Required work: Copy every line from the material below that holds "icon".

Lines of data:
▼
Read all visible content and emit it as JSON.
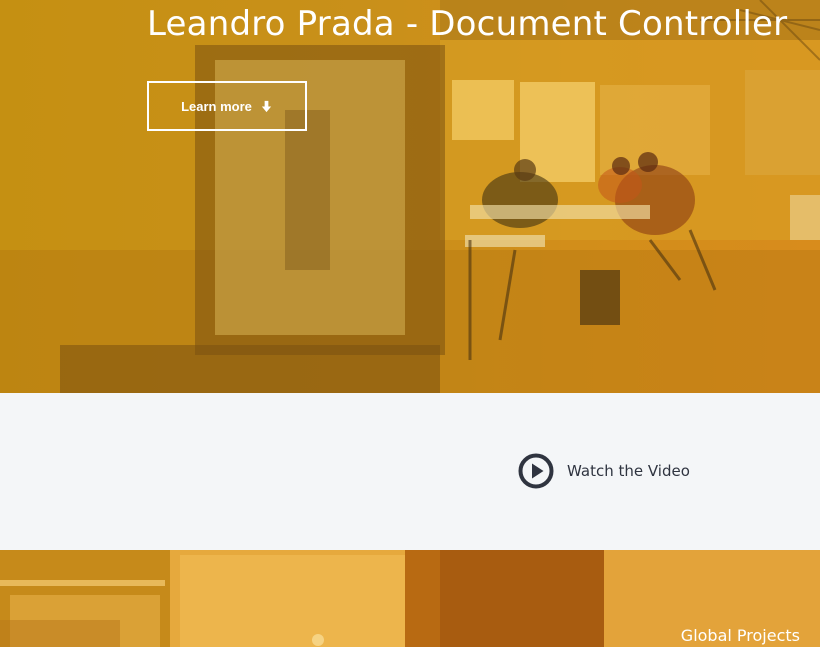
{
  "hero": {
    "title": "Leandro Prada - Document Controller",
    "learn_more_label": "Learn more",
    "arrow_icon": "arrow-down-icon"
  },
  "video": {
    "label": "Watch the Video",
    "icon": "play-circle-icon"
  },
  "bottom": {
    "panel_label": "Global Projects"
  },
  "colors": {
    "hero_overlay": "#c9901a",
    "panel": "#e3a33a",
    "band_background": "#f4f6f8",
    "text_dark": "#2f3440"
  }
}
▲
Solution:
    "arrow_icon": "arrow-down-icon"
    "icon": "play-circle-icon"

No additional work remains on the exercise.